**Task prompt**
Scan the data for lines with "contra" and report the count by itself.

**Dataset entries**
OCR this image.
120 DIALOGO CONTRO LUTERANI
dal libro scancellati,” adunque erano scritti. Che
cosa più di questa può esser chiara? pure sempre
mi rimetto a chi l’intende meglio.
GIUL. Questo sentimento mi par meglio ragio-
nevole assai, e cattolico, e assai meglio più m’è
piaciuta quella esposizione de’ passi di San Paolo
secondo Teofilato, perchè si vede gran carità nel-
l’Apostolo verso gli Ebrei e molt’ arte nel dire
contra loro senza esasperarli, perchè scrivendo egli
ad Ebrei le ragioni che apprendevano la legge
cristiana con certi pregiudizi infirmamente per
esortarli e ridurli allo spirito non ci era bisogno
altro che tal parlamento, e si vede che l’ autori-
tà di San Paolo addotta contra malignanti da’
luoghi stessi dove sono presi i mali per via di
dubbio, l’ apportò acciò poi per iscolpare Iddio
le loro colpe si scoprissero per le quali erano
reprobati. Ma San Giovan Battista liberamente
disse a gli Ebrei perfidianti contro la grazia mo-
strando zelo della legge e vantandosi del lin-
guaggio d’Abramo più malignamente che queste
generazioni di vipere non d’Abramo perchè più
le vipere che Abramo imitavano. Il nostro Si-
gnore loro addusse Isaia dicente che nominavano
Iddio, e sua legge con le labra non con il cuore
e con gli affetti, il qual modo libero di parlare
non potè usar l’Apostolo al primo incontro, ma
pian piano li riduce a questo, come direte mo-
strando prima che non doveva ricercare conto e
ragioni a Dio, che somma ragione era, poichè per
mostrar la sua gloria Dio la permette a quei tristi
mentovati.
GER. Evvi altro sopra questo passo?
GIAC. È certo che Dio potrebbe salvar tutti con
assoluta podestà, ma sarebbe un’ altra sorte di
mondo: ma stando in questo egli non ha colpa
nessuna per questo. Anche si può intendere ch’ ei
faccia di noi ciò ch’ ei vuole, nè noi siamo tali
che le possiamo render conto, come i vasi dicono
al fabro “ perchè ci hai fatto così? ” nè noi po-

**Response to the task**
2